> REQUIREMENTS
Look through the data below. Collect every line where the word "Index" occurs.

:: RECORDED INFORMATION

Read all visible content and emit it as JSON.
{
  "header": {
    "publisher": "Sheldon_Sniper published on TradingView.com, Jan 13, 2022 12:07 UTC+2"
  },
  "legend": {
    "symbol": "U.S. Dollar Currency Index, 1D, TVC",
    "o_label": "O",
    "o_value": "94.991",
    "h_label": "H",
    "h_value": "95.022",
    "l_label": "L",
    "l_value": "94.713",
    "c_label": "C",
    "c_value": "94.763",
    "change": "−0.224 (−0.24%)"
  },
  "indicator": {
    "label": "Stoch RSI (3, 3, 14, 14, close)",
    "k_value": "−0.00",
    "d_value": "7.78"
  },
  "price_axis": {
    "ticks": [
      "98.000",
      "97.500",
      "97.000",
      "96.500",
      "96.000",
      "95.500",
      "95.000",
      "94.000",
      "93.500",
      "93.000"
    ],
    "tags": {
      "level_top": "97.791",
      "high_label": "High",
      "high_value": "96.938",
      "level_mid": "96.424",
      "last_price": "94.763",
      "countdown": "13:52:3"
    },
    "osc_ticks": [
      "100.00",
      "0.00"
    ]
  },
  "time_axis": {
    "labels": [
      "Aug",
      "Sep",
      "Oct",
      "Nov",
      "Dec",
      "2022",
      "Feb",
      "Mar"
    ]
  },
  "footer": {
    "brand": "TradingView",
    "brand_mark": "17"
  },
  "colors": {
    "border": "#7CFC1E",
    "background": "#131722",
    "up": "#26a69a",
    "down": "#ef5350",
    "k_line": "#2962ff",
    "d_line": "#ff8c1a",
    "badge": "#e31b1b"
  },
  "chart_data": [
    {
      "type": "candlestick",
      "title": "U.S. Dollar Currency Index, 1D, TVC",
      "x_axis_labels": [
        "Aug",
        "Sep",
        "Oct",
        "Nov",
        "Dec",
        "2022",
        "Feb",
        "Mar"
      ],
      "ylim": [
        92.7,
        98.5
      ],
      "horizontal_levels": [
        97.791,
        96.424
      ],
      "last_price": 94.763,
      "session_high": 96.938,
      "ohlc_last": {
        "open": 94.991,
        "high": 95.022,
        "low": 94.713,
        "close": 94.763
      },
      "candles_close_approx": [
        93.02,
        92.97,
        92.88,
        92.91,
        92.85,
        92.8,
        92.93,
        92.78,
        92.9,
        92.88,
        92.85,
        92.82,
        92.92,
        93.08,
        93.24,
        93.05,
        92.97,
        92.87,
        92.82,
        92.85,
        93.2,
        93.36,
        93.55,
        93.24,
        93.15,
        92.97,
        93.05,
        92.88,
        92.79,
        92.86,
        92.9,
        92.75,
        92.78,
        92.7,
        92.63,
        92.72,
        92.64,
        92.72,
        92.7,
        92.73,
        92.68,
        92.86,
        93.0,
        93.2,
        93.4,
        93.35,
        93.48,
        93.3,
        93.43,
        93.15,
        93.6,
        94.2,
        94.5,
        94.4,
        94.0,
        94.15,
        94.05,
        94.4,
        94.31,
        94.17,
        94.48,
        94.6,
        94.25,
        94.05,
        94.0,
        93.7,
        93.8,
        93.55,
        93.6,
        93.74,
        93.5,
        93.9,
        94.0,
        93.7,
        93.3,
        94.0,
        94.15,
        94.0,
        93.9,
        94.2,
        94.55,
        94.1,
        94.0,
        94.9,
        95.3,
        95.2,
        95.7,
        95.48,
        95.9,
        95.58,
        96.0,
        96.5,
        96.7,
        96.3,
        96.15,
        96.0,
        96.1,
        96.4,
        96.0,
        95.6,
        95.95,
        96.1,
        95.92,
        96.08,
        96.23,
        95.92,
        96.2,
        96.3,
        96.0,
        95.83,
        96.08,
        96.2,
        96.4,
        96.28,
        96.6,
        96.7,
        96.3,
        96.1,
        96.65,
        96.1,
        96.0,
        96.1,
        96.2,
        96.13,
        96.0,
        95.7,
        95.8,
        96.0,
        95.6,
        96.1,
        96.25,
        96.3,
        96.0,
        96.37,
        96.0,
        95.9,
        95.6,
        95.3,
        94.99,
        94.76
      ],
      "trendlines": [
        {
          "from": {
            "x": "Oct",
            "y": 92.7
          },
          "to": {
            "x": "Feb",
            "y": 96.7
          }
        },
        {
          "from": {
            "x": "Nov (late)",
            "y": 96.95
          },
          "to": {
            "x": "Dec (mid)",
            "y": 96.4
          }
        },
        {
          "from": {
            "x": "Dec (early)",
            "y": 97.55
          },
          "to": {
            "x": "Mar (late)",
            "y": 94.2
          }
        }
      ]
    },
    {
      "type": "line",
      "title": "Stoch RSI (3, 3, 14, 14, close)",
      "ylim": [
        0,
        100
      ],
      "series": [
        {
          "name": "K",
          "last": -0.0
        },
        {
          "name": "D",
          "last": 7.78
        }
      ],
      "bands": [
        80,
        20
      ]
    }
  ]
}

::::

> RIGHT ANSWER
    "symbol": "U.S. Dollar Currency Index, 1D, TVC",
      "title": "U.S. Dollar Currency Index, 1D, TVC",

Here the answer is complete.